◆ Dataset items
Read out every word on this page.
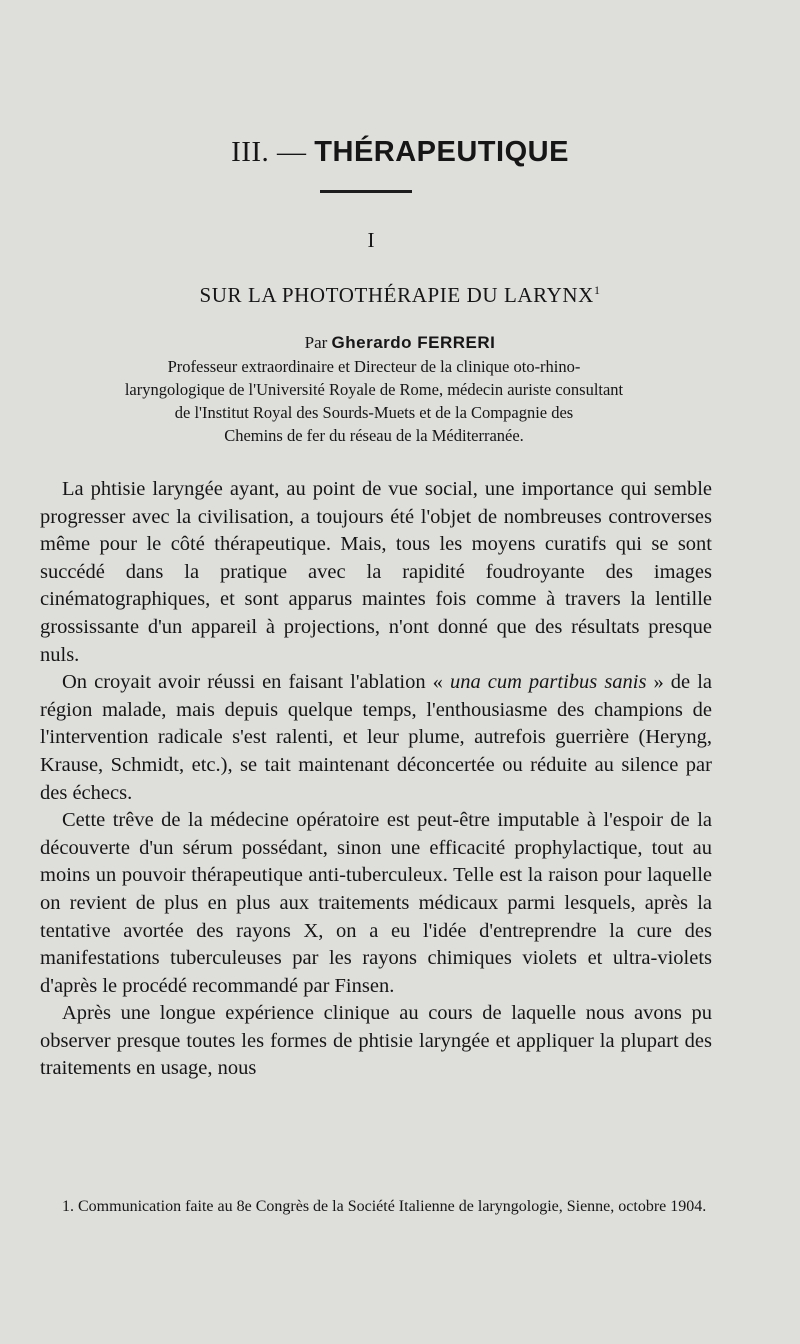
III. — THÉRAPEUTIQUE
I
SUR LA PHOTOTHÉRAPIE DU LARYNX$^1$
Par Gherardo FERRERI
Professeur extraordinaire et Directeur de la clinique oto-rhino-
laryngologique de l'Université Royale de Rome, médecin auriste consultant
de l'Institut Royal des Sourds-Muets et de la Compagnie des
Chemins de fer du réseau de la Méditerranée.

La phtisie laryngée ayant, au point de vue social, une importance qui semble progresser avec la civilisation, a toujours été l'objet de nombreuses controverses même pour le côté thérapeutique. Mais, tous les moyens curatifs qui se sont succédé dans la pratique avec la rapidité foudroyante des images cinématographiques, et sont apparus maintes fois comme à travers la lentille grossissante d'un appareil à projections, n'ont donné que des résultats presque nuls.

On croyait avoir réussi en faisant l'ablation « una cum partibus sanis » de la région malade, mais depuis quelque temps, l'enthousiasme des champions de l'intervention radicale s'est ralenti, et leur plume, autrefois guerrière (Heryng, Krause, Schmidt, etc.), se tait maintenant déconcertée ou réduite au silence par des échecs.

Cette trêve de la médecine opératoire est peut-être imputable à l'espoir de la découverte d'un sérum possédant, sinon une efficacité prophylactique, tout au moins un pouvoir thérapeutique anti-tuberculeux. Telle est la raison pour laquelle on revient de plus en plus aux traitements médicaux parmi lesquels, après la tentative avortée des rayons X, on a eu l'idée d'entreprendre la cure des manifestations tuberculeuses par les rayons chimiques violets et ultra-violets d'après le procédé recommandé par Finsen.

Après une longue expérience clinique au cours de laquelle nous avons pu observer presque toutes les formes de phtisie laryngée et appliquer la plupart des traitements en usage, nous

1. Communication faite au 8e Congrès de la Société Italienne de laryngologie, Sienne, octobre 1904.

◆ Short task
Every line in the data that holds "clinique" should be copied out.

◆ Output for this exercise
Professeur extraordinaire et Directeur de la clinique oto-rhino-
Après une longue expérience clinique au cours de laquelle nous avons pu observer presque toutes les formes de phtisie laryngée et appliquer la plupart des traitements en usage, nous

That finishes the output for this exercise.